Instructions to follow: Gather the lines from the material that contain "image".

====== Data records ======

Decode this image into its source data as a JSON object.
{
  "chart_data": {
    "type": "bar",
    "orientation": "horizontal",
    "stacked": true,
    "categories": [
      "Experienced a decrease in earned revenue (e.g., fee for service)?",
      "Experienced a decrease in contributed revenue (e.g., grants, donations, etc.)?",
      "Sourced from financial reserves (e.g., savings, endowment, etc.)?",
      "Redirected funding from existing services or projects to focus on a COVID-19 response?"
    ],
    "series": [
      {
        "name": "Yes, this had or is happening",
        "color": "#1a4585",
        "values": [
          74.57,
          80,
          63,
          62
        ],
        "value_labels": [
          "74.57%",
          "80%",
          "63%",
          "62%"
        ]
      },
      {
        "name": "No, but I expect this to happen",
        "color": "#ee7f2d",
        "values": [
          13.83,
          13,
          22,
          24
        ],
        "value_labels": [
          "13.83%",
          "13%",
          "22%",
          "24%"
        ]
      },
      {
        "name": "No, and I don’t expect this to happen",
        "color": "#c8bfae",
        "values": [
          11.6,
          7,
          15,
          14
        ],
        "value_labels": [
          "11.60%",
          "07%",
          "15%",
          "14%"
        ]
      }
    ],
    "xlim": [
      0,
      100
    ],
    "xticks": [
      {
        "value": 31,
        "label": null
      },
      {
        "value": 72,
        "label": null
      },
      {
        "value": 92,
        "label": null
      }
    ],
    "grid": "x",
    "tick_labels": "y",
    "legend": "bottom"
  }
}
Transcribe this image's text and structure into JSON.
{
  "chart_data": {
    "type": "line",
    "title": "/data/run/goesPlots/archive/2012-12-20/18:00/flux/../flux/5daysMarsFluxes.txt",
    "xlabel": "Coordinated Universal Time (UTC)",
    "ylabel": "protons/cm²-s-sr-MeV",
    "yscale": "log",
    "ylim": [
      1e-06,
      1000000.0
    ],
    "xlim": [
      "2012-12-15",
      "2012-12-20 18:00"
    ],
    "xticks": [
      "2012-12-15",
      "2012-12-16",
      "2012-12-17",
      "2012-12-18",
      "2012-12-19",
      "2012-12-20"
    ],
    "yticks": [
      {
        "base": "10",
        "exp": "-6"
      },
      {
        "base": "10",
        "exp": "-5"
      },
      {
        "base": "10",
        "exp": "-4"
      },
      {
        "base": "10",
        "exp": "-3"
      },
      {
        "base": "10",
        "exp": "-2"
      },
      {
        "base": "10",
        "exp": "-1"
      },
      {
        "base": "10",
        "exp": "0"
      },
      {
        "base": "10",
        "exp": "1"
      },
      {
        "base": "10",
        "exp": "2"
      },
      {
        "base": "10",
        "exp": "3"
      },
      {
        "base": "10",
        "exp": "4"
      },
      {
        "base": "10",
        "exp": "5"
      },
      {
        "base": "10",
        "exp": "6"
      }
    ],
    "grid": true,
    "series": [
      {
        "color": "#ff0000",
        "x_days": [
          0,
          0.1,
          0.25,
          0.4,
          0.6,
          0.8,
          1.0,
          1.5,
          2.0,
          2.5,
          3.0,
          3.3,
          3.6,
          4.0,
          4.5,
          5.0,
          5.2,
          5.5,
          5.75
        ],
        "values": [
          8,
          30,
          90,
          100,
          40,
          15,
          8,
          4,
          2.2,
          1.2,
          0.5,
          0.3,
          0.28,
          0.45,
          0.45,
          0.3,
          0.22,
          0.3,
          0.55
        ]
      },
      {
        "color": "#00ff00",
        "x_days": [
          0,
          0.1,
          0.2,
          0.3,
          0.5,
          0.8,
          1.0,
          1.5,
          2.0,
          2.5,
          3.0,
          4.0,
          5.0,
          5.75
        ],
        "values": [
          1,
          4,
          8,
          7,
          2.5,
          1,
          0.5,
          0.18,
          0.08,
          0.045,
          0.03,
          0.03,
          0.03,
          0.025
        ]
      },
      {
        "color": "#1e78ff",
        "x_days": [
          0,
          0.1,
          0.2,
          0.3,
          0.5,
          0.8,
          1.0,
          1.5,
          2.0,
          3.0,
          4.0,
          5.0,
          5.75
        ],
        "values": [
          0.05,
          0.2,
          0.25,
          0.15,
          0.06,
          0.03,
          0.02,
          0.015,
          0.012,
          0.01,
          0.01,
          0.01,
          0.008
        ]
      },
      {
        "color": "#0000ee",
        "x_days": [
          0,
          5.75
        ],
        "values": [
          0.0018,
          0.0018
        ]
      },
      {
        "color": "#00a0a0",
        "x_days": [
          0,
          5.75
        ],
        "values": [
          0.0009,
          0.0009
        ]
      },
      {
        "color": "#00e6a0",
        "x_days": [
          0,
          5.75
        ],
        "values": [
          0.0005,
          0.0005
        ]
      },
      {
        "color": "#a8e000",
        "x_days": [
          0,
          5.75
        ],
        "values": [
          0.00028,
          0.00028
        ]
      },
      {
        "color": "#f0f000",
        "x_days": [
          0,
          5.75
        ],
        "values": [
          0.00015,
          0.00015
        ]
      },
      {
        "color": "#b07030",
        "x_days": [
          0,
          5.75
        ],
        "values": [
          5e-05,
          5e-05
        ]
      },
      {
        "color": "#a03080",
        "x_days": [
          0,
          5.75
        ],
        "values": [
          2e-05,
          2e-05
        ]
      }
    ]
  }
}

======

Final result:
Decode this image into its source data as a JSON object.
Transcribe this image's text and structure into JSON.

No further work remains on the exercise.